Description of the task:
Collect every line in the records below that contains the word "values".

Stored data entries:
+ + + + +

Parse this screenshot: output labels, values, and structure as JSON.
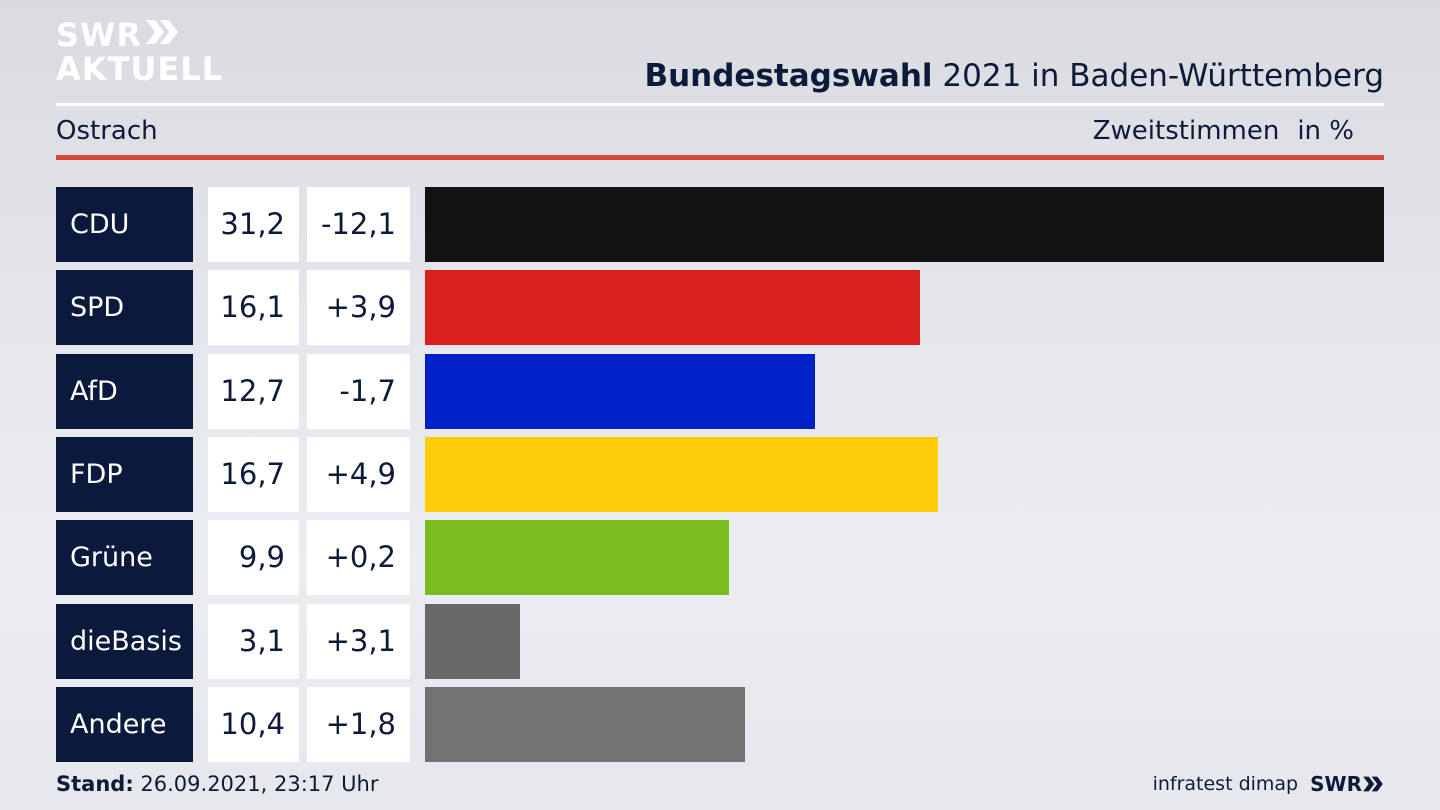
{
  "brand": {
    "logo_top": "SWR",
    "logo_bottom": "AKTUELL"
  },
  "header": {
    "title_bold": "Bundestagswahl",
    "title_rest": " 2021 in Baden-Württemberg",
    "location": "Ostrach",
    "measure": "Zweitstimmen",
    "unit": "in %"
  },
  "footer": {
    "stand_label": "Stand:",
    "stand_value": " 26.09.2021, 23:17 Uhr",
    "source": "infratest dimap",
    "brand": "SWR"
  },
  "chart_data": {
    "type": "bar",
    "orientation": "horizontal",
    "categories": [
      "CDU",
      "SPD",
      "AfD",
      "FDP",
      "Grüne",
      "dieBasis",
      "Andere"
    ],
    "values": [
      31.2,
      16.1,
      12.7,
      16.7,
      9.9,
      3.1,
      10.4
    ],
    "value_labels": [
      "31,2",
      "16,1",
      "12,7",
      "16,7",
      "9,9",
      "3,1",
      "10,4"
    ],
    "change_labels": [
      "-12,1",
      "+3,9",
      "-1,7",
      "+4,9",
      "+0,2",
      "+3,1",
      "+1,8"
    ],
    "changes": [
      -12.1,
      3.9,
      -1.7,
      4.9,
      0.2,
      3.1,
      1.8
    ],
    "colors": [
      "#121212",
      "#d8201e",
      "#0021c8",
      "#fdcc0a",
      "#79be1e",
      "#686868",
      "#727273"
    ],
    "xlim": [
      0,
      31.2
    ],
    "grid": false,
    "legend": "none"
  }
}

+ + + + +

Solution below:
Parse this screenshot: output labels, values, and structure as JSON.
    "values": [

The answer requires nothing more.